» **TASK REQUIREMENTS**
Copy out all of the data exactly as it appears.

» **RECORDS SUPPLIED**
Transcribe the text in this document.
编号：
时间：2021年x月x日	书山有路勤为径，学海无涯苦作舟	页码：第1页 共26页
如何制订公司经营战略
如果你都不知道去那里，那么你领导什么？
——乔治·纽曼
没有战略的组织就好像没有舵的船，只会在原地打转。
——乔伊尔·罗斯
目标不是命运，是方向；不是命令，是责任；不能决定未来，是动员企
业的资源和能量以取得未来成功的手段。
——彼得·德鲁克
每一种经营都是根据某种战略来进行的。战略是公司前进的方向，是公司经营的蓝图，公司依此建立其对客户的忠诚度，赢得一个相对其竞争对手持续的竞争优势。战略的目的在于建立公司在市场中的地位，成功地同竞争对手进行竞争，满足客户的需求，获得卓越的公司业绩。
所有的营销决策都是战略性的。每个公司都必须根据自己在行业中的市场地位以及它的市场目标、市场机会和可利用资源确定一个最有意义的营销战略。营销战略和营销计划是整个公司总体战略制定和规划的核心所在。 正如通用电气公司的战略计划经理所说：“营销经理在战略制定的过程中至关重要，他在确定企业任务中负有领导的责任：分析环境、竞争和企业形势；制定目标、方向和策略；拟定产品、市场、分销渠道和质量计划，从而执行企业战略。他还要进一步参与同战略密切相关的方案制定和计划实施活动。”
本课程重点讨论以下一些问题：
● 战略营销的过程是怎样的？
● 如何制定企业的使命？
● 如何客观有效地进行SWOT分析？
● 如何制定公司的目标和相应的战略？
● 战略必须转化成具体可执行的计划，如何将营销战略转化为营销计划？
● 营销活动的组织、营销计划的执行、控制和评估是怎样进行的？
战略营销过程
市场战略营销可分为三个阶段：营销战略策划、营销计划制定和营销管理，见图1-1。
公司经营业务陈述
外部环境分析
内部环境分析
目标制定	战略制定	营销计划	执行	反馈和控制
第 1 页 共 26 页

» **FINAL RESULT**
Transcribe the text in this document.
编号：
时间：2021年x月x日	书山有路勤为径，学海无涯苦作舟	页码：第1页 共26页
如何制订公司经营战略
如果你都不知道去那里，那么你领导什么？
——乔治·纽曼
没有战略的组织就好像没有舵的船，只会在原地打转。
——乔伊尔·罗斯
目标不是命运，是方向；不是命令，是责任；不能决定未来，是动员企
业的资源和能量以取得未来成功的手段。
——彼得·德鲁克
每一种经营都是根据某种战略来进行的。战略是公司前进的方向，是公司经营的蓝图，公司依此建立其对客户的忠诚度，赢得一个相对其竞争对手持续的竞争优势。战略的目的在于建立公司在市场中的地位，成功地同竞争对手进行竞争，满足客户的需求，获得卓越的公司业绩。
所有的营销决策都是战略性的。每个公司都必须根据自己在行业中的市场地位以及它的市场目标、市场机会和可利用资源确定一个最有意义的营销战略。营销战略和营销计划是整个公司总体战略制定和规划的核心所在。 正如通用电气公司的战略计划经理所说：“营销经理在战略制定的过程中至关重要，他在确定企业任务中负有领导的责任：分析环境、竞争和企业形势；制定目标、方向和策略；拟定产品、市场、分销渠道和质量计划，从而执行企业战略。他还要进一步参与同战略密切相关的方案制定和计划实施活动。”
本课程重点讨论以下一些问题：
● 战略营销的过程是怎样的？
● 如何制定企业的使命？
● 如何客观有效地进行SWOT分析？
● 如何制定公司的目标和相应的战略？
● 战略必须转化成具体可执行的计划，如何将营销战略转化为营销计划？
● 营销活动的组织、营销计划的执行、控制和评估是怎样进行的？
战略营销过程
市场战略营销可分为三个阶段：营销战略策划、营销计划制定和营销管理，见图1-1。
公司经营业务陈述
外部环境分析
内部环境分析
目标制定	战略制定	营销计划	执行	反馈和控制
第 1 页 共 26 页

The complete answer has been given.